* Prompt
Copy everything in the data below exactly except the pictures.

* Information given
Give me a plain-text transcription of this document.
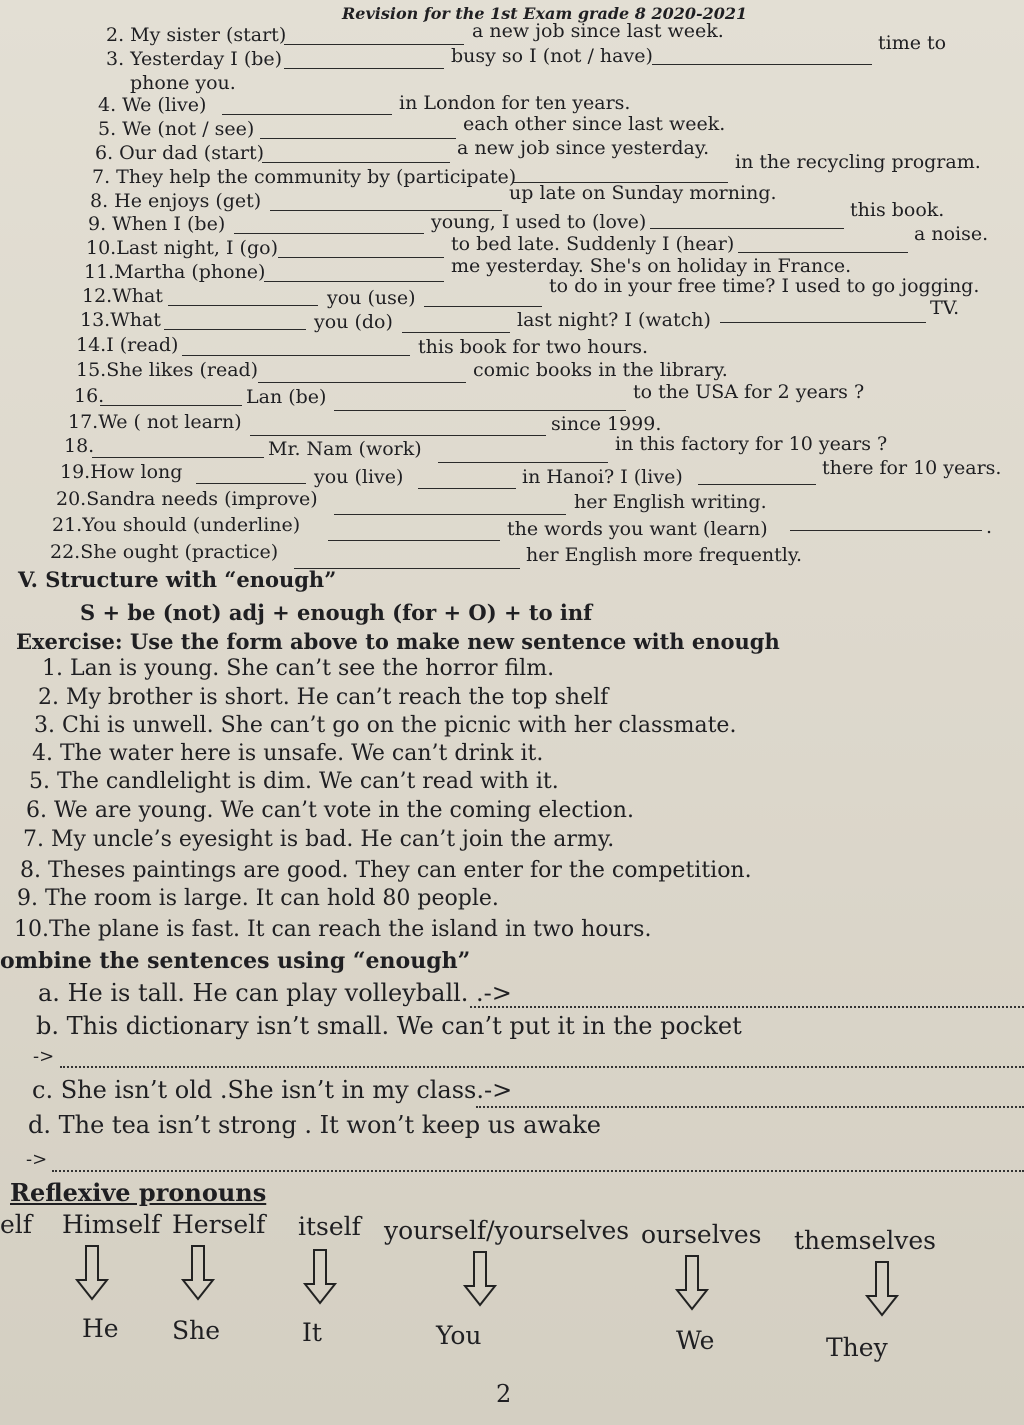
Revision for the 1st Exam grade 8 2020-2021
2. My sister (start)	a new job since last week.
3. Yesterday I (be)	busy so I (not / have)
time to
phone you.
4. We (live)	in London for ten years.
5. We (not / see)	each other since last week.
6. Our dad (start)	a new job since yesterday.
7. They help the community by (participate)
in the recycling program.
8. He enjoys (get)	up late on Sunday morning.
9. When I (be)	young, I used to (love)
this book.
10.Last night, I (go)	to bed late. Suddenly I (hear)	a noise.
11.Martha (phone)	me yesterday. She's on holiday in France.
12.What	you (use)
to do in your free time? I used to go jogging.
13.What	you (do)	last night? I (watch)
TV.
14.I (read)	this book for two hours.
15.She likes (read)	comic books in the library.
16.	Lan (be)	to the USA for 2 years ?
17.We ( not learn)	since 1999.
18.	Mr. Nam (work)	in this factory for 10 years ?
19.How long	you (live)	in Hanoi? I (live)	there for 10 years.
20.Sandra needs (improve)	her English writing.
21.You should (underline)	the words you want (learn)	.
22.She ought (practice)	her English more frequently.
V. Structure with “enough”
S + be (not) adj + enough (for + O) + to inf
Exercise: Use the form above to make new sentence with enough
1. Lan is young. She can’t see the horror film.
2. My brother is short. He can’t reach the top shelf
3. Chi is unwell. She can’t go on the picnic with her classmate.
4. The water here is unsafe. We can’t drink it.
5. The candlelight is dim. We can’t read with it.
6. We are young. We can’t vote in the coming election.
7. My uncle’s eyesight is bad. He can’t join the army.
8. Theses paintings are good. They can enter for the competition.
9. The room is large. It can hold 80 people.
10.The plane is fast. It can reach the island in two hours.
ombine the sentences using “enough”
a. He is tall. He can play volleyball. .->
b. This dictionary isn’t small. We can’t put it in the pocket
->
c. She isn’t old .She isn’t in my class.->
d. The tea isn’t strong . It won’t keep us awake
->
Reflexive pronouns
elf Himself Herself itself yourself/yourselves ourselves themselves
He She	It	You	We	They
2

* Problem solution
Give me a plain-text transcription of this document.
Revision for the 1st Exam grade 8 2020-2021
2. My sister (start)	a new job since last week.
3. Yesterday I (be)	busy so I (not / have)
time to
phone you.
4. We (live)	in London for ten years.
5. We (not / see)	each other since last week.
6. Our dad (start)	a new job since yesterday.
7. They help the community by (participate)
in the recycling program.
8. He enjoys (get)	up late on Sunday morning.
9. When I (be)	young, I used to (love)
this book.
10.Last night, I (go)	to bed late. Suddenly I (hear)	a noise.
11.Martha (phone)	me yesterday. She's on holiday in France.
12.What	you (use)
to do in your free time? I used to go jogging.
13.What	you (do)	last night? I (watch)
TV.
14.I (read)	this book for two hours.
15.She likes (read)	comic books in the library.
16.	Lan (be)	to the USA for 2 years ?
17.We ( not learn)	since 1999.
18.	Mr. Nam (work)	in this factory for 10 years ?
19.How long	you (live)	in Hanoi? I (live)	there for 10 years.
20.Sandra needs (improve)	her English writing.
21.You should (underline)	the words you want (learn)	.
22.She ought (practice)	her English more frequently.
V. Structure with “enough”
S + be (not) adj + enough (for + O) + to inf
Exercise: Use the form above to make new sentence with enough
1. Lan is young. She can’t see the horror film.
2. My brother is short. He can’t reach the top shelf
3. Chi is unwell. She can’t go on the picnic with her classmate.
4. The water here is unsafe. We can’t drink it.
5. The candlelight is dim. We can’t read with it.
6. We are young. We can’t vote in the coming election.
7. My uncle’s eyesight is bad. He can’t join the army.
8. Theses paintings are good. They can enter for the competition.
9. The room is large. It can hold 80 people.
10.The plane is fast. It can reach the island in two hours.
ombine the sentences using “enough”
a. He is tall. He can play volleyball. .->
b. This dictionary isn’t small. We can’t put it in the pocket
->
c. She isn’t old .She isn’t in my class.->
d. The tea isn’t strong . It won’t keep us awake
->
Reflexive pronouns
elf Himself Herself itself yourself/yourselves ourselves themselves
He She	It	You	We	They
2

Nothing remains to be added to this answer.